[TO BE DONE] Scan the lines below; pull out those with "JSON".

Dataset records:
★ ★ ★ ★ ★ ★ ★

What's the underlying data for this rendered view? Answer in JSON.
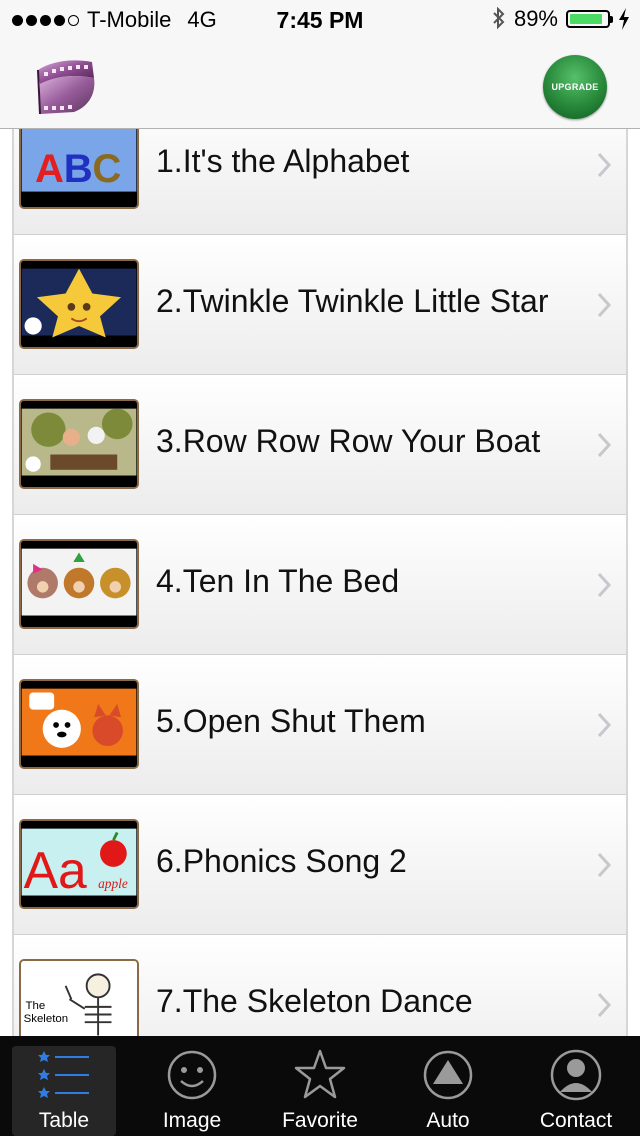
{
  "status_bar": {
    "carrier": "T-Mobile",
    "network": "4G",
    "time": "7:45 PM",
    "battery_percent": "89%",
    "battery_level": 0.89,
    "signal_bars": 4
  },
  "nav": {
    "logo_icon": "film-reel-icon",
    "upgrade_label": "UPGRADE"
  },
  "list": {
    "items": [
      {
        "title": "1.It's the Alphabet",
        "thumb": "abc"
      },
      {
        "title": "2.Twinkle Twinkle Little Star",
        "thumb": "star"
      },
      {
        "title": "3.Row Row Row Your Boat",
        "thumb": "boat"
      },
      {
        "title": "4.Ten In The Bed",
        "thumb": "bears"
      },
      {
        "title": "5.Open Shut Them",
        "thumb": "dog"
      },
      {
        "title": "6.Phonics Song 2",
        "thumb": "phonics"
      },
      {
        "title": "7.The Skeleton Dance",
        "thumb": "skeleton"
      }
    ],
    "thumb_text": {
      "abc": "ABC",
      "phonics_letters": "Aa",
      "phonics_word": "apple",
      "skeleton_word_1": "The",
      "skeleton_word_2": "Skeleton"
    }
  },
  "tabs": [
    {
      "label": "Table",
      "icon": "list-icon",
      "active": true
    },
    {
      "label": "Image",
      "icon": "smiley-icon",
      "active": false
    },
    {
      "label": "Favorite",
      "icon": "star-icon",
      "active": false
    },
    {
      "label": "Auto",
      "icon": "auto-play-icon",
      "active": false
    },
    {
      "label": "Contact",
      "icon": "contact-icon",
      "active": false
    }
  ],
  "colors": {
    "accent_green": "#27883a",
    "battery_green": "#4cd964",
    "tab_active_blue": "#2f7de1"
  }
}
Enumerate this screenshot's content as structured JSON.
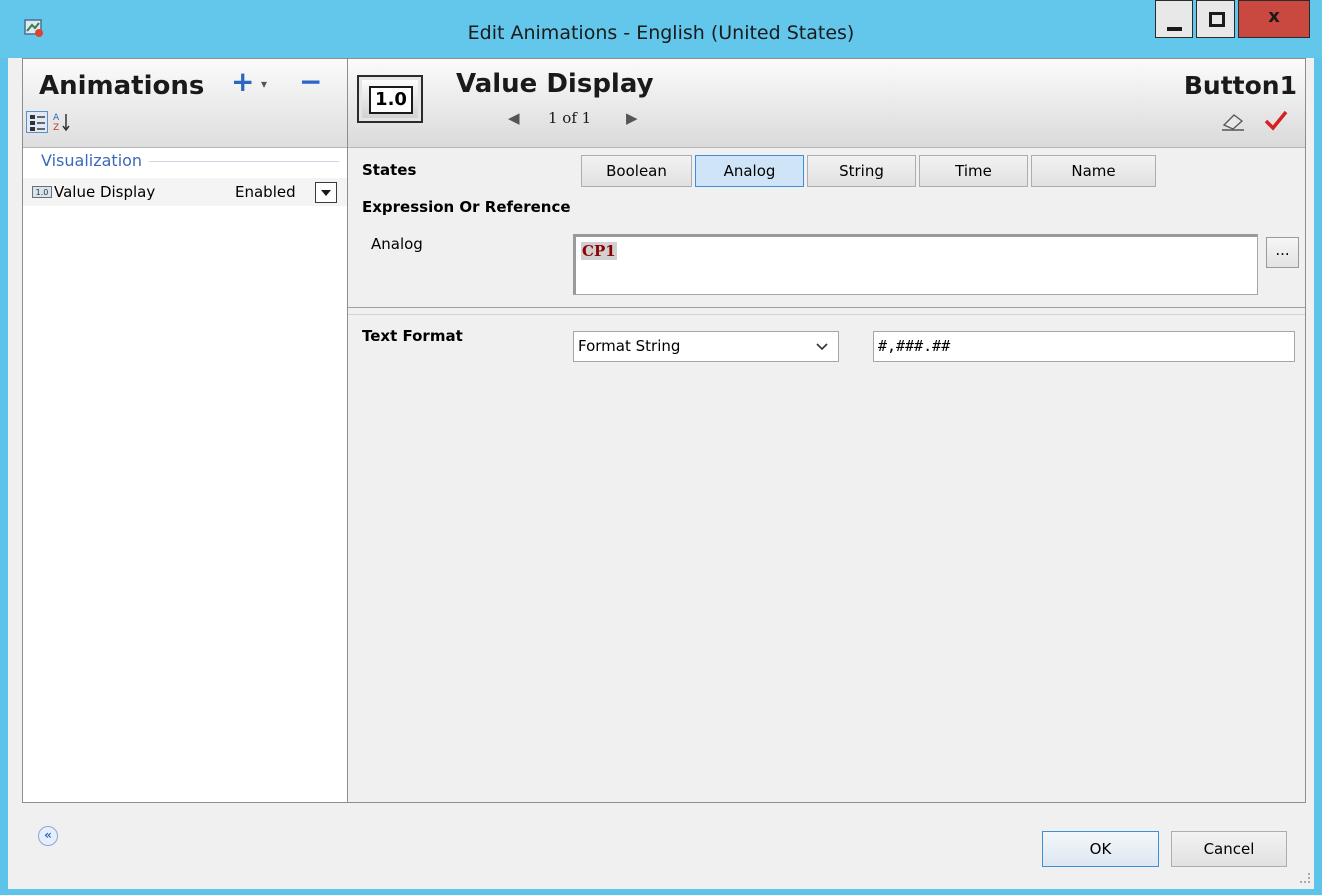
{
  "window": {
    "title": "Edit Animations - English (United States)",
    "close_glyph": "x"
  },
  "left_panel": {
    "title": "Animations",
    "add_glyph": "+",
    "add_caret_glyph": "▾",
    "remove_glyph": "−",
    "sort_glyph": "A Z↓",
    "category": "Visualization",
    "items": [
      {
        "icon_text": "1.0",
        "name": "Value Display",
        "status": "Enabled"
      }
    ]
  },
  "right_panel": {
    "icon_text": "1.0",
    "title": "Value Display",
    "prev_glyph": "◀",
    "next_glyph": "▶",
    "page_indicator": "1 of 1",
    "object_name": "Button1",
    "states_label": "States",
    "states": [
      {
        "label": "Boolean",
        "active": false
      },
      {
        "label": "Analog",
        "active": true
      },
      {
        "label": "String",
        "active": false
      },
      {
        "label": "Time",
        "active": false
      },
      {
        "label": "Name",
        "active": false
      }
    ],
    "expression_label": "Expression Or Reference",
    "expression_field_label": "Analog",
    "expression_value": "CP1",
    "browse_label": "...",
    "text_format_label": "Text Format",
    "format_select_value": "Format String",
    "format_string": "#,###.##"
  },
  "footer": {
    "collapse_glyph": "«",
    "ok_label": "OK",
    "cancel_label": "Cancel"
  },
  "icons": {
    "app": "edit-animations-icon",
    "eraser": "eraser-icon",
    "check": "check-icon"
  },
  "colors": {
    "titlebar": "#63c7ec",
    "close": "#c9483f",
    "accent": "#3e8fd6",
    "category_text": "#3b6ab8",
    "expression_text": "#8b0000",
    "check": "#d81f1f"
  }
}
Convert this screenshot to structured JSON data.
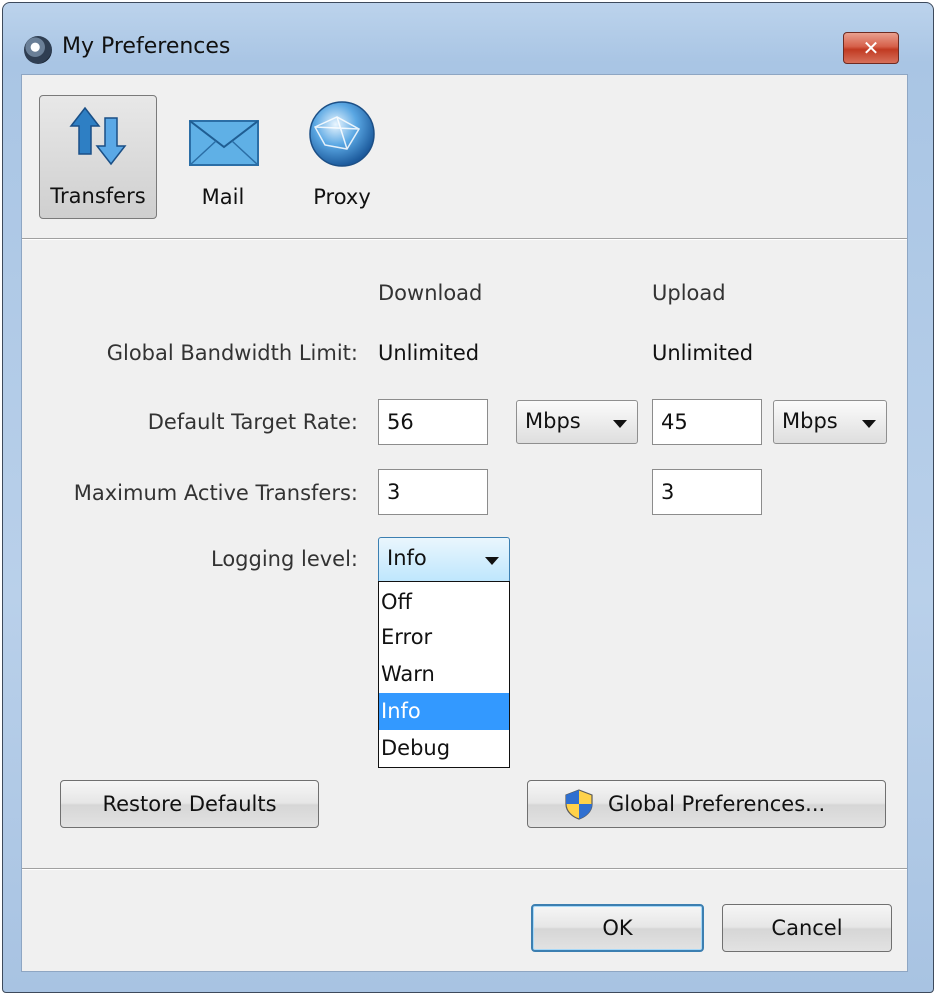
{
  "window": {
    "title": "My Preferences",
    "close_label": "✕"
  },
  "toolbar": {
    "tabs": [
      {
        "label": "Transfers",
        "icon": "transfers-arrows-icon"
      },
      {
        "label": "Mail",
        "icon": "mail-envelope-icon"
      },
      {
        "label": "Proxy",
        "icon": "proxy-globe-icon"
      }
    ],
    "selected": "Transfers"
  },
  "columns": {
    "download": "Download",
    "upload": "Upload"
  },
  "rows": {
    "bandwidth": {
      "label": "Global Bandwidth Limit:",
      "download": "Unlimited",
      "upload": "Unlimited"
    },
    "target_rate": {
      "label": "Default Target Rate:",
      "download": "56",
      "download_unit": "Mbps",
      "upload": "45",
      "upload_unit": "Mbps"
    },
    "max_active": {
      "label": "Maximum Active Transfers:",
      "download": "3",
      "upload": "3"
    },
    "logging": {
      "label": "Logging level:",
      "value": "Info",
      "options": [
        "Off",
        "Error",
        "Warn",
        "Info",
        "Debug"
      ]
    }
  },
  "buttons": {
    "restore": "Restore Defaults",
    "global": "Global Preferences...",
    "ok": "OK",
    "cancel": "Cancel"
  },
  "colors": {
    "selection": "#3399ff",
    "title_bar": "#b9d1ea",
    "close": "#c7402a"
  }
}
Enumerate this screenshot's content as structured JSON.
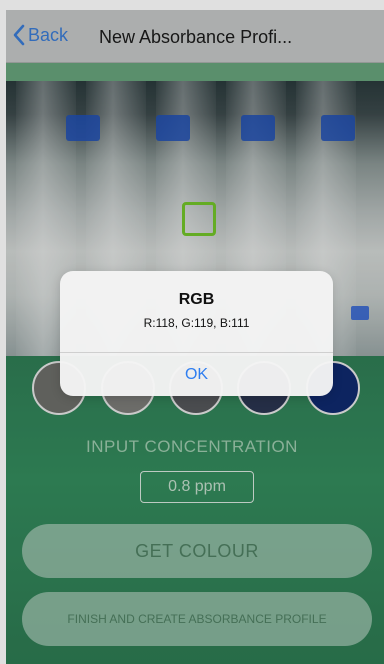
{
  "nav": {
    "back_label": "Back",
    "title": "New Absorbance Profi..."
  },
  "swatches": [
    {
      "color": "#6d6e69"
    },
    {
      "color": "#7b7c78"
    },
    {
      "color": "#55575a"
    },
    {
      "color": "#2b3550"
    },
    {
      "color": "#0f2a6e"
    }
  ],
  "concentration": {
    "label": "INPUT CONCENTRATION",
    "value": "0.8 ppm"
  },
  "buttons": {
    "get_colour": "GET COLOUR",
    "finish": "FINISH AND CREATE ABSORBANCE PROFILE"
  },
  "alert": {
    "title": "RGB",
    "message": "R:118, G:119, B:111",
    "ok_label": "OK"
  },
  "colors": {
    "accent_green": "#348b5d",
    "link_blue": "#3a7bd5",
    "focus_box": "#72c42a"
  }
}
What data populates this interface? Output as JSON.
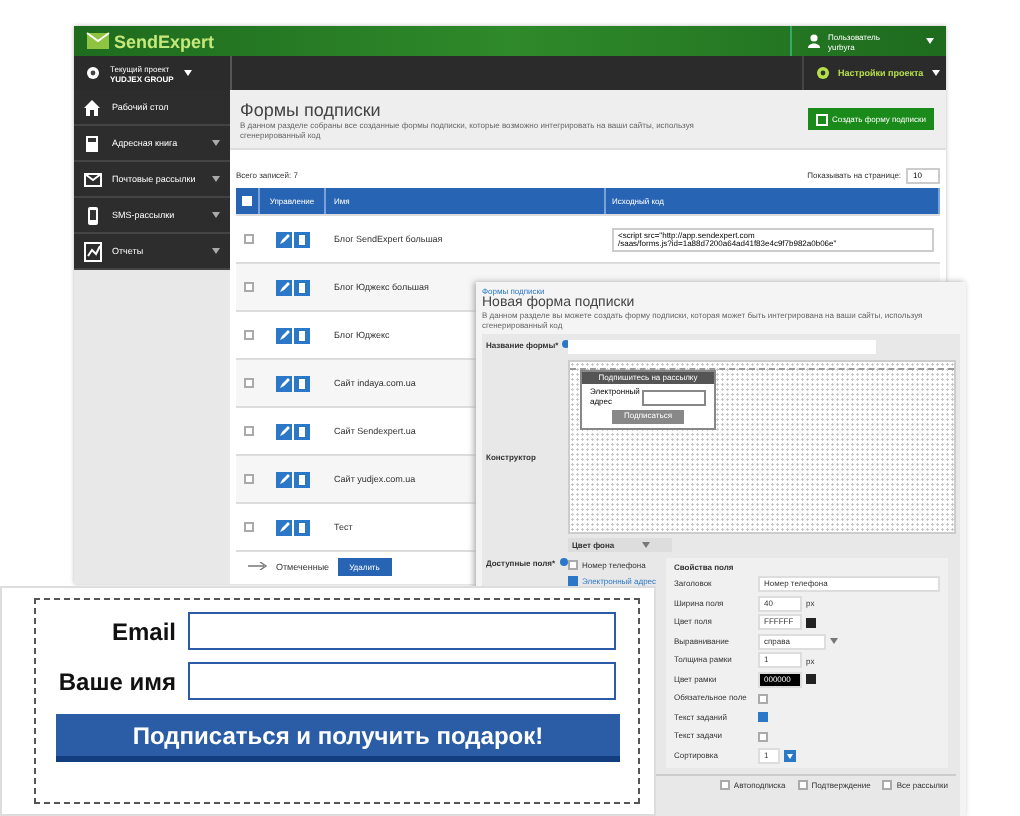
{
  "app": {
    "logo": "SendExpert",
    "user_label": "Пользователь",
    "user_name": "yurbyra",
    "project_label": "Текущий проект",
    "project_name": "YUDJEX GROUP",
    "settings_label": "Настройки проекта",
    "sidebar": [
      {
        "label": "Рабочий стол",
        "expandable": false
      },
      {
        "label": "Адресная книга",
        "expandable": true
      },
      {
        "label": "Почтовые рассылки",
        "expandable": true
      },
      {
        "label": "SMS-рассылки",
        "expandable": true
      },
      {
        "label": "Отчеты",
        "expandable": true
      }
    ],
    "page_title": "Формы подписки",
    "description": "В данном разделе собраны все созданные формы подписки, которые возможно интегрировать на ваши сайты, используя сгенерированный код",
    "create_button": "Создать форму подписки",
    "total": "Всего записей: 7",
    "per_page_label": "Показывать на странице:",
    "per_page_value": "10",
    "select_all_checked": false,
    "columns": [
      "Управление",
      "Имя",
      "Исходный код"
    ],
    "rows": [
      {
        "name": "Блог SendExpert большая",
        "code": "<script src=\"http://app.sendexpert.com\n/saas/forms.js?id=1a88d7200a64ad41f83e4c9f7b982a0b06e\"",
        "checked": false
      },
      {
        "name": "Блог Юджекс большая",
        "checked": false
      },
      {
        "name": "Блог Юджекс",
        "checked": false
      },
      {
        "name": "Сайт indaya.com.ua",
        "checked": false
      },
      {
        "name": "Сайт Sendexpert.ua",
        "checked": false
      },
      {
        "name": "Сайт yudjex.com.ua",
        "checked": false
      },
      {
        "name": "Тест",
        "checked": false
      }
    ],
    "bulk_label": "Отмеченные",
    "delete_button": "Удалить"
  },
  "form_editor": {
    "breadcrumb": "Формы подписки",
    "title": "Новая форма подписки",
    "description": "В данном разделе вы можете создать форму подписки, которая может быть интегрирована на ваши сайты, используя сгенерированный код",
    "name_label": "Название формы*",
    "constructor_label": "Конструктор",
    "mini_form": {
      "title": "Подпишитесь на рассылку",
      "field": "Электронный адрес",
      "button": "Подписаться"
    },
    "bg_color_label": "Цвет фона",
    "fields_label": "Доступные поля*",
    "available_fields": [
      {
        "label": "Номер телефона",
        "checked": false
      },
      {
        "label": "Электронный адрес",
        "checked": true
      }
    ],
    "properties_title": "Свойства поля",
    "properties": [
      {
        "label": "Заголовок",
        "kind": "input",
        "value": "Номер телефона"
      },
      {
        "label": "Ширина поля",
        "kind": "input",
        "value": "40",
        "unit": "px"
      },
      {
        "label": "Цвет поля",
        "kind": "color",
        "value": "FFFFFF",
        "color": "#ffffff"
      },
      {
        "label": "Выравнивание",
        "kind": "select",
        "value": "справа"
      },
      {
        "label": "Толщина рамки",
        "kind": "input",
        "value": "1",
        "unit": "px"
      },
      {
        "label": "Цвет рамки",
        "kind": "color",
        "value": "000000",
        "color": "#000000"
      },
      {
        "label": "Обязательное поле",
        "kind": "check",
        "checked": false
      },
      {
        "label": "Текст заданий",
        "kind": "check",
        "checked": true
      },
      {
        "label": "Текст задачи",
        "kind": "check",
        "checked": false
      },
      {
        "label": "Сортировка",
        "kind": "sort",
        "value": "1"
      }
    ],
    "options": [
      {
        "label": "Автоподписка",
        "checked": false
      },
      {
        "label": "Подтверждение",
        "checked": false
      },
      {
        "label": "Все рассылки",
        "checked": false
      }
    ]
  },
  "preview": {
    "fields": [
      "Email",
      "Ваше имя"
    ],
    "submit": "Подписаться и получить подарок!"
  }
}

★ ★ ★ ★ ★ ★ ★

[RESULT OF THIS TASK]
What's the underlying data for this rendered view? Answer in JSON.
Enumerate this screenshot's content as structured JSON.
Convert this screenshot to structured JSON data.
Enumerate this screenshot's content as structured JSON.
What data populates this interface? Output as JSON.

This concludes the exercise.